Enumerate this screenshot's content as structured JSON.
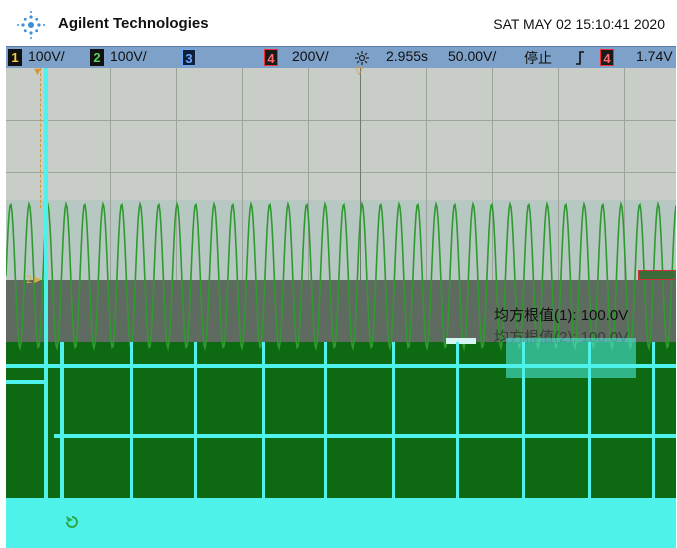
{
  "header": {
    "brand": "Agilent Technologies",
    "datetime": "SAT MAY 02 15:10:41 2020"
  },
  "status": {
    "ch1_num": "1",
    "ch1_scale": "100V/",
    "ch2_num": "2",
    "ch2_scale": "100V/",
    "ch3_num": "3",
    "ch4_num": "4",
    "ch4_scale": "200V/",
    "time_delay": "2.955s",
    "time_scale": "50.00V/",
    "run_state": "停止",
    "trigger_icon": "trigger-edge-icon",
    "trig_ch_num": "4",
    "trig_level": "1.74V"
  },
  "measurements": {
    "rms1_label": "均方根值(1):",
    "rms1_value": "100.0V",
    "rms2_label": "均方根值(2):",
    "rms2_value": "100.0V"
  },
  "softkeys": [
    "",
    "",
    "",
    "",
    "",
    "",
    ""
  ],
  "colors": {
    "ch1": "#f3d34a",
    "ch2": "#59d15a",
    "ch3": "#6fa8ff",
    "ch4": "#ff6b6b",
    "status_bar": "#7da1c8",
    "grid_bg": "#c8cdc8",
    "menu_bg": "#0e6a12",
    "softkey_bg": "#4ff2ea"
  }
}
# # # # # # #
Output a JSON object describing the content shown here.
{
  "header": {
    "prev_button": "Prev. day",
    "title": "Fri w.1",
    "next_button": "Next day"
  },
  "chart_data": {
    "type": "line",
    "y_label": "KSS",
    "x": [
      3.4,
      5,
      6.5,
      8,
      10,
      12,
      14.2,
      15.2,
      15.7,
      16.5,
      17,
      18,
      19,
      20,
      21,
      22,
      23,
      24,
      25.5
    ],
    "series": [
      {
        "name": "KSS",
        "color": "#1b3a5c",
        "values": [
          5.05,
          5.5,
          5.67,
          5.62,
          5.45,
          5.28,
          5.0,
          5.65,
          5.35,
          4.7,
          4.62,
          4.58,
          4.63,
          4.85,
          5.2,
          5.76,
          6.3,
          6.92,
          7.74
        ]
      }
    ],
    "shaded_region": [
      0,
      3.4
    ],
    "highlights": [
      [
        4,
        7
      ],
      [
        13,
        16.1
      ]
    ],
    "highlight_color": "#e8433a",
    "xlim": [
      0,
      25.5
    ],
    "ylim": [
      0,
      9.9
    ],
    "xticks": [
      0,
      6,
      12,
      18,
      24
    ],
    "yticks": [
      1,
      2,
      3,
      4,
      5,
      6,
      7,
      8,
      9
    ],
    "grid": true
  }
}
# # # # # # #
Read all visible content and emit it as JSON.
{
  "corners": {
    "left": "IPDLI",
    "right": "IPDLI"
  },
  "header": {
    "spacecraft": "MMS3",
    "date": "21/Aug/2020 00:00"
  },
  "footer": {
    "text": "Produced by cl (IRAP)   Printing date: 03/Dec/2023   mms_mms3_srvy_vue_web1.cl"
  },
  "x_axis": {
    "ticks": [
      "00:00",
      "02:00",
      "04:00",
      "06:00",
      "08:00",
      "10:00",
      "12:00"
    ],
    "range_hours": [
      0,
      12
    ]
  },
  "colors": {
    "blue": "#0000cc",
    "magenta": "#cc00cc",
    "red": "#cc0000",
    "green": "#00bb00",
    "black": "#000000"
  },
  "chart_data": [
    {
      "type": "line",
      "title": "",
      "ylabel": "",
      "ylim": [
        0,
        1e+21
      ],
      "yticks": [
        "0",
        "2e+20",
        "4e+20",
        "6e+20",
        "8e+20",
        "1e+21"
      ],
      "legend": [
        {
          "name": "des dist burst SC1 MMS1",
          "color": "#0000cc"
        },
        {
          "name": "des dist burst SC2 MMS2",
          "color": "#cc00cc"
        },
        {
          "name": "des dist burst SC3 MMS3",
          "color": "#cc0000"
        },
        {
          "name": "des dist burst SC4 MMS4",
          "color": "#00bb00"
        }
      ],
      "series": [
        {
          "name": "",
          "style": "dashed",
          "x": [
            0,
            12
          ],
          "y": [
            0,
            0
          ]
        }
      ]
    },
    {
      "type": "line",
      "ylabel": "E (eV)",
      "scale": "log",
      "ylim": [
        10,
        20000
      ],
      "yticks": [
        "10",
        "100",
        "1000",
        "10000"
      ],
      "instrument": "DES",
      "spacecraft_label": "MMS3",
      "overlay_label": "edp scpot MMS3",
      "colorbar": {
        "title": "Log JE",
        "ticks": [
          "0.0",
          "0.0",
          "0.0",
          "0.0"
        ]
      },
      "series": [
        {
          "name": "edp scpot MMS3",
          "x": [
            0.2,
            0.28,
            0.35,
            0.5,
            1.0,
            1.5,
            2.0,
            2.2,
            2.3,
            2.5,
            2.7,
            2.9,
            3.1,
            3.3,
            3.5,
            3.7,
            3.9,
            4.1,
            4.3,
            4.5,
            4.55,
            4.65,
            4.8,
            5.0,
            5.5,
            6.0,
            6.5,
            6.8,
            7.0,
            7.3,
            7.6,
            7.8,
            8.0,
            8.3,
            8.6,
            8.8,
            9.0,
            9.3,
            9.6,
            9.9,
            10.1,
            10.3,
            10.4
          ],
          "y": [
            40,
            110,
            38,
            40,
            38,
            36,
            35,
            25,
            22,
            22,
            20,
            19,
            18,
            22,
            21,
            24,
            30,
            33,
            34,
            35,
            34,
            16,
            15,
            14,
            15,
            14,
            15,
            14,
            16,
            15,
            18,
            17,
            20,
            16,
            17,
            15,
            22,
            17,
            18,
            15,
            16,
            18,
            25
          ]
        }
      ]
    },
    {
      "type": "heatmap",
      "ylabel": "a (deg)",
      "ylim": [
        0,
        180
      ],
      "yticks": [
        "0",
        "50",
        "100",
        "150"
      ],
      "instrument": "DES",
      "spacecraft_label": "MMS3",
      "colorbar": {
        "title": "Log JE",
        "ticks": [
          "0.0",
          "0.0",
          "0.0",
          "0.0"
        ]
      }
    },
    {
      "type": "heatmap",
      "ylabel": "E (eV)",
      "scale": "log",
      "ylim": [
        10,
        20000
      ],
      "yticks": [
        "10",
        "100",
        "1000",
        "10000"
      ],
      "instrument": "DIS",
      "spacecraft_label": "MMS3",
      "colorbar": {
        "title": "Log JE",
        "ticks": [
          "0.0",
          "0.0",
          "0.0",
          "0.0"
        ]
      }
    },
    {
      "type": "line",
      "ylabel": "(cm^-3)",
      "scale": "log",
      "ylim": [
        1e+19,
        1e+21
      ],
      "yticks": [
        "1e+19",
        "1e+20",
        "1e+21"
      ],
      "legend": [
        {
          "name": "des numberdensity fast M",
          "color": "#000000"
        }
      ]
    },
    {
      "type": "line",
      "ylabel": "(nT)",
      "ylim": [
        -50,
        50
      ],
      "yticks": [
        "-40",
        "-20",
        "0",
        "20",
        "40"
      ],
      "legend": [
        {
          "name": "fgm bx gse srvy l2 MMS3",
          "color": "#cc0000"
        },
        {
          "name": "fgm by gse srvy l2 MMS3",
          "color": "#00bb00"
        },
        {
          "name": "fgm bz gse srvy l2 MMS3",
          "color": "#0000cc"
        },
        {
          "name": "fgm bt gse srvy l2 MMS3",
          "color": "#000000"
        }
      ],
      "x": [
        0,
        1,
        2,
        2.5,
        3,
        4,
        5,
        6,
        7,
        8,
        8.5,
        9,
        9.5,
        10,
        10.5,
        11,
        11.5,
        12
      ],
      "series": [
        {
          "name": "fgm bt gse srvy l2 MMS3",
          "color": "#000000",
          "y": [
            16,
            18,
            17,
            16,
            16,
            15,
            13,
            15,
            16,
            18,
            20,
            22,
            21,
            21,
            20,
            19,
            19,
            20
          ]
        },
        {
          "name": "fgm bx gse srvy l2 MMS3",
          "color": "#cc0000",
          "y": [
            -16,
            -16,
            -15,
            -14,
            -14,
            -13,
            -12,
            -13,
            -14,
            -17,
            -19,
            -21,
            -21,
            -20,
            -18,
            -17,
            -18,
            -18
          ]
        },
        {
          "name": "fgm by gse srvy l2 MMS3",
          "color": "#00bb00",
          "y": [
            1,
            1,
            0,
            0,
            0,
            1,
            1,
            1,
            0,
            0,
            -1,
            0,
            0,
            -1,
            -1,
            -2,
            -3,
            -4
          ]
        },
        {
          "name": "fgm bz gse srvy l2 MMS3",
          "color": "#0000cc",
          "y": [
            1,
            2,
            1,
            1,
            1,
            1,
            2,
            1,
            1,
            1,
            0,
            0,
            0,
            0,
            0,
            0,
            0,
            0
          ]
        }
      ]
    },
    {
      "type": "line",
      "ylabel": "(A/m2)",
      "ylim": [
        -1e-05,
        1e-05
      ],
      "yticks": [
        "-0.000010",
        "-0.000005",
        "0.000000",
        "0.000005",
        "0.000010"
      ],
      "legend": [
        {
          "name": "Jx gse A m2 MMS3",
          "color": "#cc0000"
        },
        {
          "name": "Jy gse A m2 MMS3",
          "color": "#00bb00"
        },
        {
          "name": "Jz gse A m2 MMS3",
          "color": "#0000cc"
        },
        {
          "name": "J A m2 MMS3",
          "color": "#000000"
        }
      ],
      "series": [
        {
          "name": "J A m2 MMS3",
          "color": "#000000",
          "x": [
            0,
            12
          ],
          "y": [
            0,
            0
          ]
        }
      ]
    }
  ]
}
# # # # # # #
*TO DO*
Report only how many lines in the entries contain "burst".

*OUTPUT FOR THIS EXERCISE*
4